### Written problem
Show all lines from the data that include the word "object".

[Stored data]

☆ ☆ ☆ ☆

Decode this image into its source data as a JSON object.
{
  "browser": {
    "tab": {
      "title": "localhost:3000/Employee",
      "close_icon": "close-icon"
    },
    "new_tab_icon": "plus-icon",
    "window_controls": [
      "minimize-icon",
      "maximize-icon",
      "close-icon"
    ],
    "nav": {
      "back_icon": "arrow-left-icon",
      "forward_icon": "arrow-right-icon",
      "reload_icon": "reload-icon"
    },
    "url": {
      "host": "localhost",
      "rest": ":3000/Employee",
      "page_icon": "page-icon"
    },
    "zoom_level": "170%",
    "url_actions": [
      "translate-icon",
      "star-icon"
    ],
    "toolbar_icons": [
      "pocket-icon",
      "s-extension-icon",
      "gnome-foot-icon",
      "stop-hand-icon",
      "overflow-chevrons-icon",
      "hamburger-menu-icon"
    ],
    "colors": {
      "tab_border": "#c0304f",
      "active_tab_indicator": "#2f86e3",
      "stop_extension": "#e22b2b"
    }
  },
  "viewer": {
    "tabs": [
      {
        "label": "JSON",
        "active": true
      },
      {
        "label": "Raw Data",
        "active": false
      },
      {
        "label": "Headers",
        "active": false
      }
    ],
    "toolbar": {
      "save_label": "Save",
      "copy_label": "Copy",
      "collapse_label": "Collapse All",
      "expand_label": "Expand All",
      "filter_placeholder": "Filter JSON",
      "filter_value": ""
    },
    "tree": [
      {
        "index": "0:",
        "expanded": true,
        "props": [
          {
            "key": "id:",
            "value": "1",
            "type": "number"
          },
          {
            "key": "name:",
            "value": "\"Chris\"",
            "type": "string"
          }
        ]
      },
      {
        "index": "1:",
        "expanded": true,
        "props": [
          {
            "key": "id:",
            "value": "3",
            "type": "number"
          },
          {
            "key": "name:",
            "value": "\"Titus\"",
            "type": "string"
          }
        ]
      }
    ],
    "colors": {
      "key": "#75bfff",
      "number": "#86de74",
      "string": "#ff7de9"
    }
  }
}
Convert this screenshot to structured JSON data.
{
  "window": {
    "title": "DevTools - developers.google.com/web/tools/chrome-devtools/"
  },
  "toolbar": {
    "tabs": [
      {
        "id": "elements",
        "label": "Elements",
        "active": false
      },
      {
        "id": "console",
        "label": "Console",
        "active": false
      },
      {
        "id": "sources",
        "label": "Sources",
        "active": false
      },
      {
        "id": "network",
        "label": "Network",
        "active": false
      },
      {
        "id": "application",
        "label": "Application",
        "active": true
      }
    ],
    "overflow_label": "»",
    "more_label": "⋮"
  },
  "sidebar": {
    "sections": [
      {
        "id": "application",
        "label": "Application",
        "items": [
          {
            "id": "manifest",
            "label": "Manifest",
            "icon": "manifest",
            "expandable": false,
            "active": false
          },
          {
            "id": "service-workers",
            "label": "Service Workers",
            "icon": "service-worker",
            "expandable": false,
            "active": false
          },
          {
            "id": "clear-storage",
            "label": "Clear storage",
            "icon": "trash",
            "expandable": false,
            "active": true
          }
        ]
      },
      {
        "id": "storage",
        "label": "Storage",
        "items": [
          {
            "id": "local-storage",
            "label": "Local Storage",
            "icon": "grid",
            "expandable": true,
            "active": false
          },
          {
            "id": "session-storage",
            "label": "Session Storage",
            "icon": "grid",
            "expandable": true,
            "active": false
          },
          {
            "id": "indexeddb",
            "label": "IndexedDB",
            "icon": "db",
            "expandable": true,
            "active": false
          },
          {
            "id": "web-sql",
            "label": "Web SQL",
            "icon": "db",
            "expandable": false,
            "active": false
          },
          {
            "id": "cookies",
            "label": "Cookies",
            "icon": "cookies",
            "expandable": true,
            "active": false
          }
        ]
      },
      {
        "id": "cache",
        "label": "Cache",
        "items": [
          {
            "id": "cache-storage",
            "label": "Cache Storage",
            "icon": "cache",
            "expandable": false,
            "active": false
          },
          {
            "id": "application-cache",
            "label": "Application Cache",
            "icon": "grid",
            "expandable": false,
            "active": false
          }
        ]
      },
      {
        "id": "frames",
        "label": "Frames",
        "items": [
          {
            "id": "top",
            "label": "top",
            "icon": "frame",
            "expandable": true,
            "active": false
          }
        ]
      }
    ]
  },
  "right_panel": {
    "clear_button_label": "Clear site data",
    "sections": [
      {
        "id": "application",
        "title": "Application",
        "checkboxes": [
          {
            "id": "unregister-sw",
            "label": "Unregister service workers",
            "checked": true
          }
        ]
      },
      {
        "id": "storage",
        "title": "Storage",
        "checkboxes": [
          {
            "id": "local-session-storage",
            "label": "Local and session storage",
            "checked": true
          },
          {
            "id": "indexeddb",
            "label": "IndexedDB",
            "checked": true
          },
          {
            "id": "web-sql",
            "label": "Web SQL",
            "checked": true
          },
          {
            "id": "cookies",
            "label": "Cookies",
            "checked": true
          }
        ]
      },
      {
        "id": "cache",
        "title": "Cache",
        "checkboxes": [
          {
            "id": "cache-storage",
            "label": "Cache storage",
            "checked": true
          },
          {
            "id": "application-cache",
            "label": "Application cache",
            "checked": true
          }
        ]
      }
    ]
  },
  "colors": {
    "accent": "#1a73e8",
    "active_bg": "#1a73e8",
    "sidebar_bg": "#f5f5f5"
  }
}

☆ ☆ ☆ ☆

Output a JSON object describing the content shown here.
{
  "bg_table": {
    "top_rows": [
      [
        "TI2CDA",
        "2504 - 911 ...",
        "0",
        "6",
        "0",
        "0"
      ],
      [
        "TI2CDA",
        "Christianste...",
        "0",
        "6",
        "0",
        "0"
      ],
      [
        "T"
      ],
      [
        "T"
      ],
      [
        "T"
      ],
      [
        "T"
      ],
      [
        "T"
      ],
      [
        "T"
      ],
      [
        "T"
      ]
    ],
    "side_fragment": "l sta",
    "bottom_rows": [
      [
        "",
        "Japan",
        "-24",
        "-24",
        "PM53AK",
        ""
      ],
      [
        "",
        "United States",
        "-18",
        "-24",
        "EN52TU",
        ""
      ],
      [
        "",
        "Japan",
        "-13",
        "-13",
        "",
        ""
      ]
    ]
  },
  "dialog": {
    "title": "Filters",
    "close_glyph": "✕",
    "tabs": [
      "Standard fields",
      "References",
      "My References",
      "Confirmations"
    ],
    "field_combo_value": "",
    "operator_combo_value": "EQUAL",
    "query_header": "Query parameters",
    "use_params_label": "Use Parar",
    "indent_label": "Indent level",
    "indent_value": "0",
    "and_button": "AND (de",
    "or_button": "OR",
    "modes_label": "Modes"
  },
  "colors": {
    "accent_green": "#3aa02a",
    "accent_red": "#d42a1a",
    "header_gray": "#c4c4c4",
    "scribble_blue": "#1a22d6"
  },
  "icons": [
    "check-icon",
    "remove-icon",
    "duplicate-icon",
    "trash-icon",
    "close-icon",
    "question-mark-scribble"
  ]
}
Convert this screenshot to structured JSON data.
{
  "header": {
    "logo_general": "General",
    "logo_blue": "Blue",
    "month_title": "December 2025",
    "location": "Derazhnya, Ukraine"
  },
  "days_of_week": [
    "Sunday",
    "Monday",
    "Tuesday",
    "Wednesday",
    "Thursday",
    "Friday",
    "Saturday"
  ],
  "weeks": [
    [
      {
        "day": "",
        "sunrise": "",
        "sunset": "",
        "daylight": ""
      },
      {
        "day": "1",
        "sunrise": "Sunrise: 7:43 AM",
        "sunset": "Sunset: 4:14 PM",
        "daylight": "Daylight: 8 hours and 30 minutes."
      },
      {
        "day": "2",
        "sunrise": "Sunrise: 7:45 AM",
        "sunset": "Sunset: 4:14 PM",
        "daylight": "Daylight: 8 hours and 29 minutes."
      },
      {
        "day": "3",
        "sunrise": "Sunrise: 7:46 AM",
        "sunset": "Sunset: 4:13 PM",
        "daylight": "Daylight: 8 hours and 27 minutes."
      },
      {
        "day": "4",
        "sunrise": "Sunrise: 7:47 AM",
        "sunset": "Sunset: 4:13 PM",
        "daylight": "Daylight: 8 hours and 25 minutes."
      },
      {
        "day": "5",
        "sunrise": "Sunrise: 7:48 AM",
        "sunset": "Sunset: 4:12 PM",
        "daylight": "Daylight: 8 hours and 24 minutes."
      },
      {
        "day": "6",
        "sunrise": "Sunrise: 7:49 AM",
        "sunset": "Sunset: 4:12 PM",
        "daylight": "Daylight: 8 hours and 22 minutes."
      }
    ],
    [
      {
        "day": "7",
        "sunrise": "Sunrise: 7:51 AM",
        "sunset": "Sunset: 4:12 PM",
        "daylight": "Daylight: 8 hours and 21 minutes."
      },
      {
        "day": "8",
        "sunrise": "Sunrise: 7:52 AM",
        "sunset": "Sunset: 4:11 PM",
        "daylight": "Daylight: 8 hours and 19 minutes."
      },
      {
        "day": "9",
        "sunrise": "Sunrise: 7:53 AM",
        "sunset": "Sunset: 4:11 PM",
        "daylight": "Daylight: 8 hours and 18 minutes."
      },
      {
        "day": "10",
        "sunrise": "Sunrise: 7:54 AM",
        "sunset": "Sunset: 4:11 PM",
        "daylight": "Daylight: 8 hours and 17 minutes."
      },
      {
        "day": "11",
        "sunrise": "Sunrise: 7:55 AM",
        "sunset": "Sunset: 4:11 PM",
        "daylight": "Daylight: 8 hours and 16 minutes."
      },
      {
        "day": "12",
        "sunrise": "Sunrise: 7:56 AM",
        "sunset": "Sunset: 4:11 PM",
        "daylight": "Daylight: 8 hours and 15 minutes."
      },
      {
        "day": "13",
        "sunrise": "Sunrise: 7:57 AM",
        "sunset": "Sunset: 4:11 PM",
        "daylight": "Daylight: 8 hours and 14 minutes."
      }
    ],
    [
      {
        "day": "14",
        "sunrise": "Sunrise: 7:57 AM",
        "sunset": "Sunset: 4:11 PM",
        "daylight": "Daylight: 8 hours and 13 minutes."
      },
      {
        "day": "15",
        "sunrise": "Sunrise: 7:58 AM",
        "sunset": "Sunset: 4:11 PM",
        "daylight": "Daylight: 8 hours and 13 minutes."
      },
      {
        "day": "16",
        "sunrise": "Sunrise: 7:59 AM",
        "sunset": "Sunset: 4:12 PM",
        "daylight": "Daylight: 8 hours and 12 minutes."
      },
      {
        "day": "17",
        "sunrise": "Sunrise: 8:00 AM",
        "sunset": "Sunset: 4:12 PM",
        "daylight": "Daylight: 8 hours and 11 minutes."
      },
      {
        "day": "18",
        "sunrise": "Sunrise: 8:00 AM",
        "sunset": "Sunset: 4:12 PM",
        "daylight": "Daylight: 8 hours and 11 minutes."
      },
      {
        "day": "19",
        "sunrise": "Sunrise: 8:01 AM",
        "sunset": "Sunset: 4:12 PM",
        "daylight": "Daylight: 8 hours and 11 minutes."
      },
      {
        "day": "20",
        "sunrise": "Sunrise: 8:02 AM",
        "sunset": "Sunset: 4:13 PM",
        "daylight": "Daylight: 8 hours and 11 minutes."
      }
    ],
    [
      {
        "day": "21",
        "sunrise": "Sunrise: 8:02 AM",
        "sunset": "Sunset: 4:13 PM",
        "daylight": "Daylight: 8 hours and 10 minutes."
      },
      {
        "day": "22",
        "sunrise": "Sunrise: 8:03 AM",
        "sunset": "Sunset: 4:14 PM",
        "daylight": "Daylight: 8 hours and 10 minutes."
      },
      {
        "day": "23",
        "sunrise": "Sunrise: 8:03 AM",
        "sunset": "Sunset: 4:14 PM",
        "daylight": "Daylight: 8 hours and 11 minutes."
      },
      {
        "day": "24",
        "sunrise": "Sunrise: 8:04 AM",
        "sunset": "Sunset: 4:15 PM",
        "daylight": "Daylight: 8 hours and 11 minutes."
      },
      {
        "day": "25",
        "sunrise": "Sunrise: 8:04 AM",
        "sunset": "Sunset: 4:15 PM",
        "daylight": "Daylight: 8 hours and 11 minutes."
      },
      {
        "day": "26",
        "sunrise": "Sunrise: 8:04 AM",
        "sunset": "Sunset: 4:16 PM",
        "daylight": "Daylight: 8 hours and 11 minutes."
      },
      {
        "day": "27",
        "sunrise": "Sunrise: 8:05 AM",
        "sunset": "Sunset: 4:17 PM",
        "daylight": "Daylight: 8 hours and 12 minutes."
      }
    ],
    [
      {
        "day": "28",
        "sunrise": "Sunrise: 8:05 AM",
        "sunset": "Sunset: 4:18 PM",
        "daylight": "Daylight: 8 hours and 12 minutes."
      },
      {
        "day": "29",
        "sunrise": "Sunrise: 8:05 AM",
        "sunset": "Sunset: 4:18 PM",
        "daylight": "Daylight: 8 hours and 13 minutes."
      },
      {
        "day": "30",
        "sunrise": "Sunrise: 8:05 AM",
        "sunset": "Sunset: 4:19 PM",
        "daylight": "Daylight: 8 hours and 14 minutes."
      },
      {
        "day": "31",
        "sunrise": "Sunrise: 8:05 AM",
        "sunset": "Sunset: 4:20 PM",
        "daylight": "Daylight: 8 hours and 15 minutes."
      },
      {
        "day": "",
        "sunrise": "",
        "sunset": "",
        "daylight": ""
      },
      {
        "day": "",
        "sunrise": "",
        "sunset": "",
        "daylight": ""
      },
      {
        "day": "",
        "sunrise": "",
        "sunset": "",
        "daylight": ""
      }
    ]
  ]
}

☆ ☆ ☆ ☆

### Result of this task
Decode this image into its source data as a JSON object.
Output a JSON object describing the content shown here.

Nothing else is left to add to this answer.